> **WHAT YOU HAVE TO DO**:
Below are the records; pull every line that includes "pédes".

> **DATASET CONTENT**:

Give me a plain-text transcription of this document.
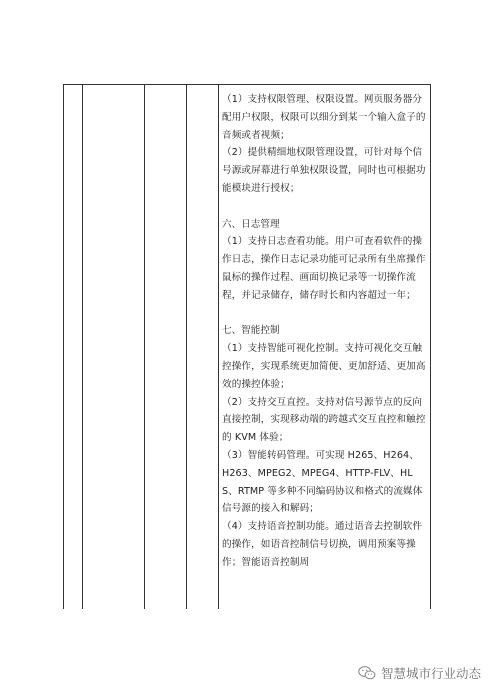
（1）支持权限管理、权限设置。网页服务器分配用户权限，权限可以细分到某一个输入盒子的音频或者视频；

（2）提供精细地权限管理设置，可针对每个信号源或屏幕进行单独权限设置，同时也可根据功能模块进行授权；

六、日志管理

（1）支持日志查看功能。用户可查看软件的操作日志，操作日志记录功能可记录所有坐席操作鼠标的操作过程、画面切换记录等一切操作流程，并记录储存，储存时长和内容超过一年；

七、智能控制

（1）支持智能可视化控制。支持可视化交互触控操作，实现系统更加简便、更加舒适、更加高效的操控体验；

（2）支持交互直控。支持对信号源节点的反向直接控制，实现移动端的跨越式交互直控和触控的 KVM 体验；

（3）智能转码管理。可实现 H265、H264、H263、MPEG2、MPEG4、HTTP-FLV、HLS、RTMP 等多种不同编码协议和格式的流媒体信号源的接入和解码；

（4）支持语音控制功能。通过语音去控制软件的操作，如语音控制信号切换，调用预案等操作；智能语音控制周

智慧城市行业动态
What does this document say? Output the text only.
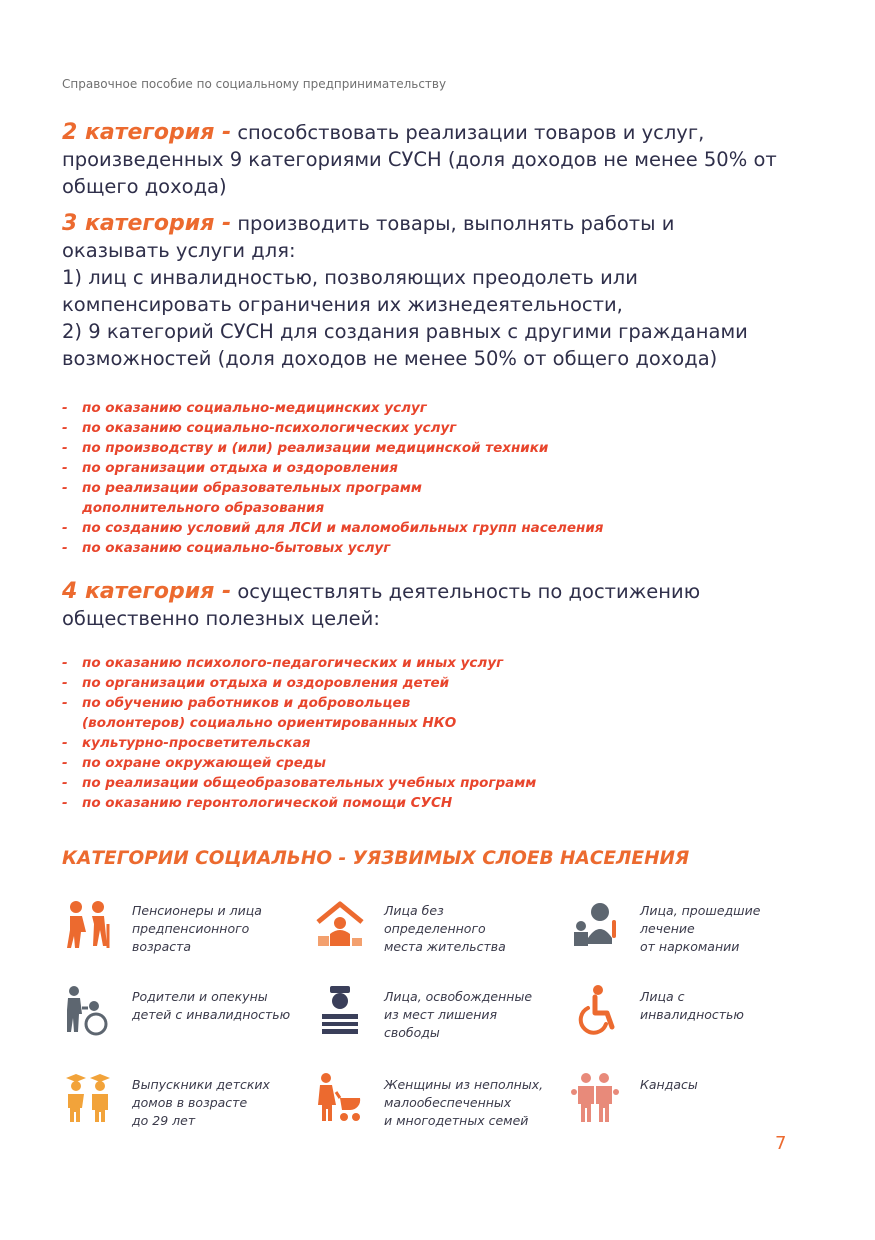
Справочное пособие по социальному предпринимательству

2 категория - способствовать реализации товаров и услуг, произведенных 9 категориями СУСН (доля доходов не менее 50% от общего дохода)

3 категория - производить товары, выполнять работы и оказывать услуги для:
1) лиц с инвалидностью, позволяющих преодолеть или компенсировать ограничения их жизнедеятельности,
2) 9 категорий СУСН для создания равных с другими гражданами возможностей (доля доходов не менее 50% от общего дохода)

- по оказанию социально-медицинских услуг
- по оказанию социально-психологических услуг
- по производству и (или) реализации медицинской техники
- по организации отдыха и оздоровления
- по реализации образовательных программ
дополнительного образования
- по созданию условий для ЛСИ и маломобильных групп населения
- по оказанию социально-бытовых услуг

4 категория - осуществлять деятельность по достижению общественно полезных целей:

- по оказанию психолого-педагогических и иных услуг
- по организации отдыха и оздоровления детей
- по обучению работников и добровольцев
(волонтеров) социально ориентированных НКО
- культурно-просветительская
- по охране окружающей среды
- по реализации общеобразовательных учебных программ
- по оказанию геронтологической помощи СУСН
КАТЕГОРИИ СОЦИАЛЬНО - УЯЗВИМЫХ СЛОЕВ НАСЕЛЕНИЯ
Пенсионеры и лица
предпенсионного
возраста
Лица без
определенного
места жительства
Лица, прошедшие
лечение
от наркомании
Родители и опекуны
детей с инвалидностью
Лица, освобожденные
из мест лишения
свободы
Лица с
инвалидностью
Выпускники детских
домов в возрасте
до 29 лет
Женщины из неполных,
малообеспеченных
и многодетных семей
Кандасы

7
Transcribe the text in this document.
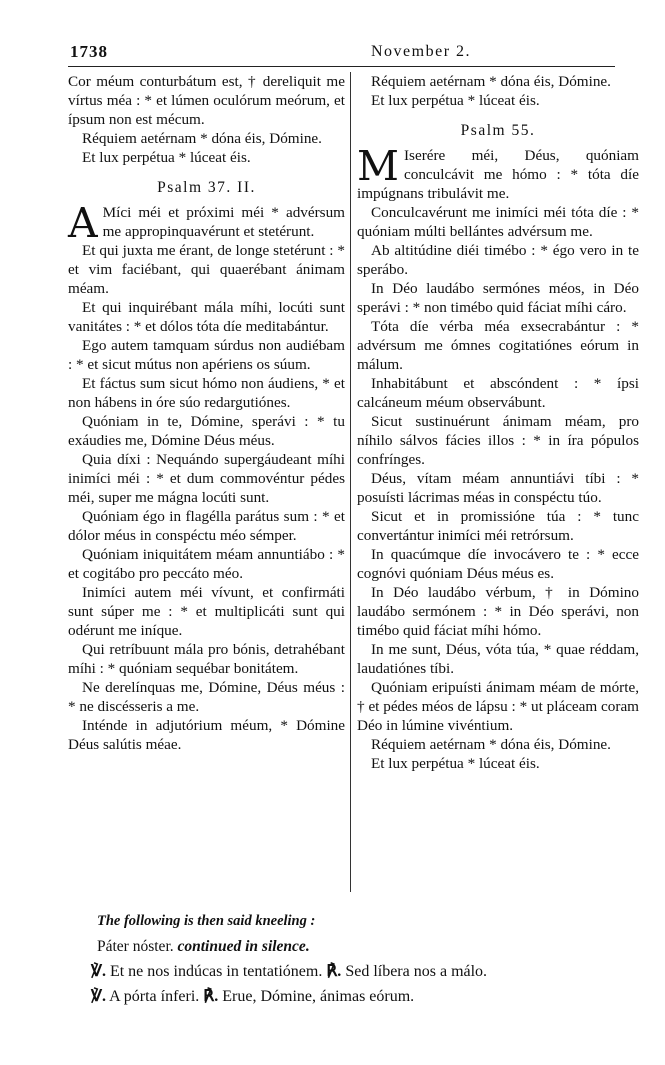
1738	November 2.

Cor méum conturbátum est, † dereliquit me vírtus méa : * et lúmen oculórum meórum, et ípsum non est mécum.

Réquiem aetérnam * dóna éis, Dómine.

Et lux perpétua * lúceat éis.

Psalm 37. II.

A Míci méi et próximi méi * advérsum me appropinquavérunt et stetérunt.

Et qui juxta me érant, de longe stetérunt : * et vim faciébant, qui quaerébant ánimam méam.

Et qui inquirébant mála míhi, locúti sunt vanitátes : * et dólos tóta díe meditabántur.

Ego autem tamquam súrdus non audiébam : * et sicut mútus non apériens os súum.

Et fáctus sum sicut hómo non áudiens, * et non hábens in óre súo redargutiónes.

Quóniam in te, Dómine, sperávi : * tu exáudies me, Dómine Déus méus.

Quia díxi : Nequándo supergáudeant míhi inimíci méi : * et dum commovéntur pédes méi, super me mágna locúti sunt.

Quóniam égo in flagélla parátus sum : * et dólor méus in conspéctu méo sémper.

Quóniam iniquitátem méam annuntiábo : * et cogitábo pro peccáto méo.

Inimíci autem méi vívunt, et confirmáti sunt súper me : * et multiplicáti sunt qui odérunt me iníque.

Qui retríbuunt mála pro bónis, detrahébant míhi : * quóniam sequébar bonitátem.

Ne derelínquas me, Dómine, Déus méus : * ne discésseris a me.

Inténde in adjutórium méum, * Dómine Déus salútis méae.

Réquiem aetérnam * dóna éis, Dómine.

Et lux perpétua * lúceat éis.

Psalm 55.

M Iserére méi, Déus, quóniam conculcávit me hómo : * tóta díe impúgnans tribulávit me.

Conculcavérunt me inimíci méi tóta díe : * quóniam múlti bellántes advérsum me.

Ab altitúdine diéi timébo : * égo vero in te sperábo.

In Déo laudábo sermónes méos, in Déo sperávi : * non timébo quid fáciat míhi cáro.

Tóta díe vérba méa exsecrabántur : * advérsum me ómnes cogitatiónes eórum in málum.

Inhabitábunt et abscóndent : * ípsi calcáneum méum observábunt.

Sicut sustinuérunt ánimam méam, pro níhilo sálvos fácies illos : * in íra pópulos confrínges.

Déus, vítam méam annuntiávi tíbi : * posuísti lácrimas méas in conspéctu túo.

Sicut et in promissióne túa : * tunc convertántur inimíci méi retrórsum.

In quacúmque díe invocávero te : * ecce cognóvi quóniam Déus méus es.

In Déo laudábo vérbum, † in Dómino laudábo sermónem : * in Déo sperávi, non timébo quid fáciat míhi hómo.

In me sunt, Déus, vóta túa, * quae réddam, laudatiónes tíbi.

Quóniam eripuísti ánimam méam de mórte, † et pédes méos de lápsu : * ut pláceam coram Déo in lúmine vivéntium.

Réquiem aetérnam * dóna éis, Dómine.

Et lux perpétua * lúceat éis.

The following is then said kneeling :
Páter nóster. continued in silence.
℣. Et ne nos indúcas in tentatiónem. ℟. Sed líbera nos a málo.
℣. A pórta ínferi. ℟. Erue, Dómine, ánimas eórum.
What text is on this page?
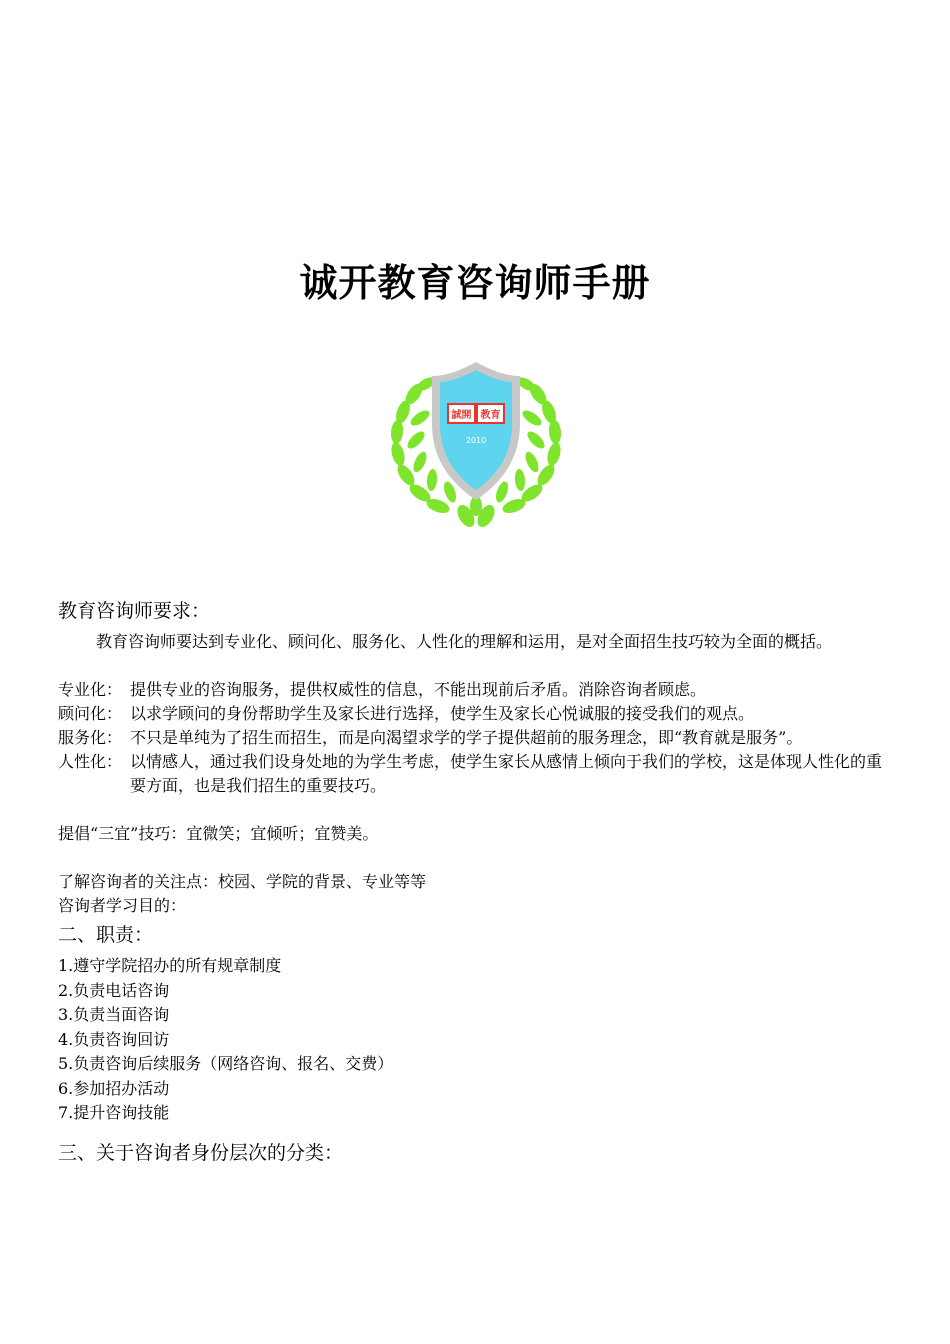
诚开教育咨询师手册
誠開 教育
2010

教育咨询师要求：

教育咨询师要达到专业化、顾问化、服务化、人性化的理解和运用，是对全面招生技巧较为全面的概括。

专业化： 提供专业的咨询服务，提供权威性的信息，不能出现前后矛盾。消除咨询者顾虑。
顾问化： 以求学顾问的身份帮助学生及家长进行选择，使学生及家长心悦诚服的接受我们的观点。
服务化： 不只是单纯为了招生而招生，而是向渴望求学的学子提供超前的服务理念，即“教育就是服务”。
人性化： 以情感人，通过我们设身处地的为学生考虑，使学生家长从感情上倾向于我们的学校，这是体现人性化的重要方面，也是我们招生的重要技巧。

提倡“三宜”技巧：宜微笑；宜倾听；宜赞美。

了解咨询者的关注点：校园、学院的背景、专业等等

咨询者学习目的：

二、职责：

1.遵守学院招办的所有规章制度

2.负责电话咨询

3.负责当面咨询

4.负责咨询回访

5.负责咨询后续服务（网络咨询、报名、交费）

6.参加招办活动

7.提升咨询技能

三、关于咨询者身份层次的分类：
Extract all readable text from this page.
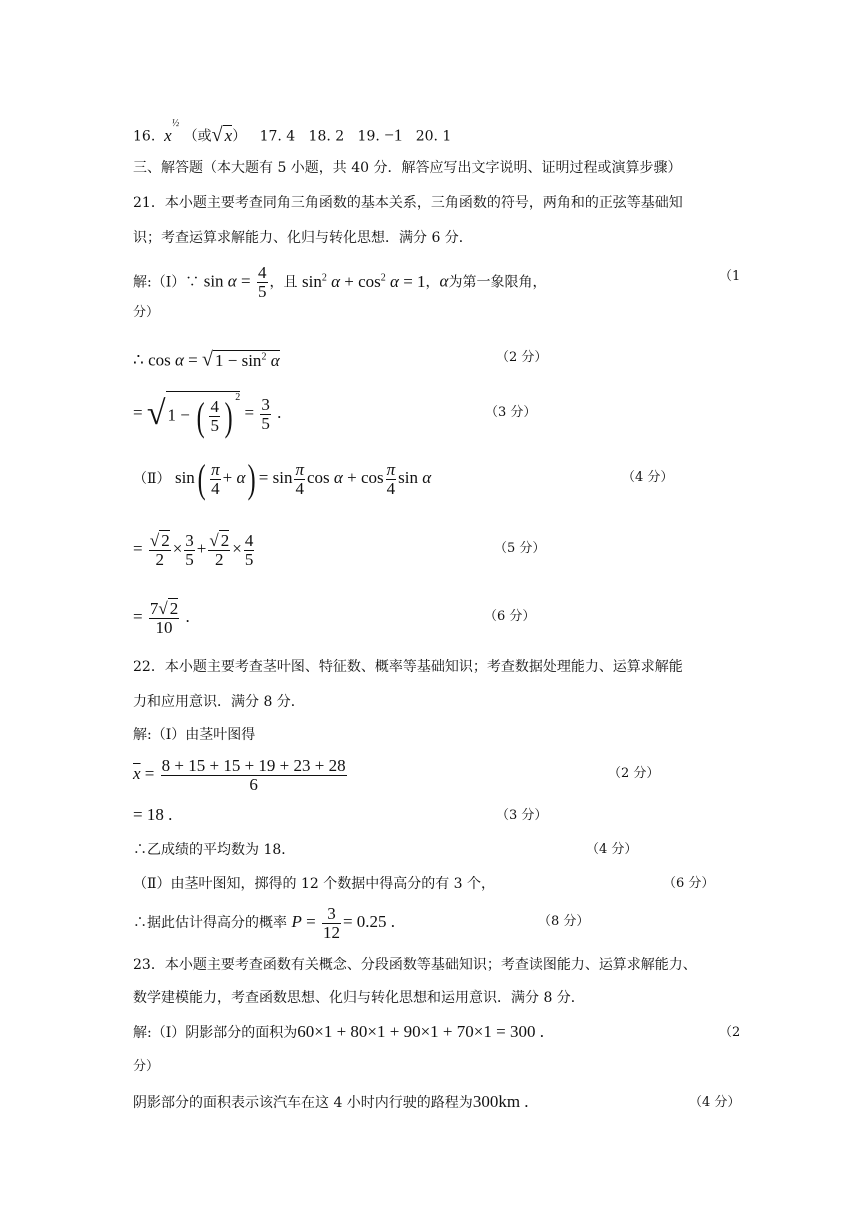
16. $x^{\frac{1}{2}}$ （或√ x） 17. 4 18. 2 19. −1 20. 1
三、解答题（本大题有 5 小题，共 40 分．解答应写出文字说明、证明过程或演算步骤）
21．本小题主要考查同角三角函数的基本关系，三角函数的符号，两角和的正弦等基础知
识；考查运算求解能力、化归与转化思想．满分 6 分．
解:（Ⅰ）∵ $\sin \alpha = \frac{4}{5}$ ，且 $\sin^2 \alpha + \cos^2 \alpha = 1$，α为第一象限角，	（1
分）
∴ cos α = √ $1 - \sin^2 \alpha$	（2 分）
= √ 1 − ( $\frac{4}{5}$ ) $^2 = \frac{3}{5}$ .	（3 分）
（Ⅱ） $\sin( \frac{\pi}{4} + \alpha) = \sin \frac{\pi}{4}$ $\cos \alpha + \cos \frac{\pi}{4}$ sin α	（4 分）
= $\frac{√ 2}{2} \times \frac{3}{5} + \frac{√ 2}{2} \times \frac{4}{5}$	（5 分）
= $\frac{7√ 2}{10}$ .	（6 分）
22．本小题主要考查茎叶图、特征数、概率等基础知识；考查数据处理能力、运算求解能
力和应用意识．满分 8 分．
解:（Ⅰ）由茎叶图得
$\overline{x} = \frac{8 + 15 + 15 + 19 + 23 + 28}{6}$	（2 分）
= 18 .	（3 分）
∴乙成绩的平均数为 18．	（4 分）
（Ⅱ）由茎叶图知，掷得的 12 个数据中得高分的有 3 个，	（6 分）
∴据此估计得高分的概率 $P = \frac{3}{12} = 0.25$ .	（8 分）
23．本小题主要考查函数有关概念、分段函数等基础知识；考查读图能力、运算求解能力、
数学建模能力，考查函数思想、化归与转化思想和运用意识．满分 8 分．
解:（Ⅰ）阴影部分的面积为60×1 + 80×1 + 90×1 + 70×1 = 300 .	（2
分）
阴影部分的面积表示该汽车在这 4 小时内行驶的路程为300km .	（4 分）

> **SOLUTION TO THIS PROBLEM**:
Quia díxi : Nequándo supergáudeant míhi inimíci méi : * et dum commovéntur pédes méi, super me mágna locúti sunt.
Quóniam eripuísti ánimam méam de mórte, † et pédes méos de lápsu : * ut pláceam coram Déo in lúmine vivéntium.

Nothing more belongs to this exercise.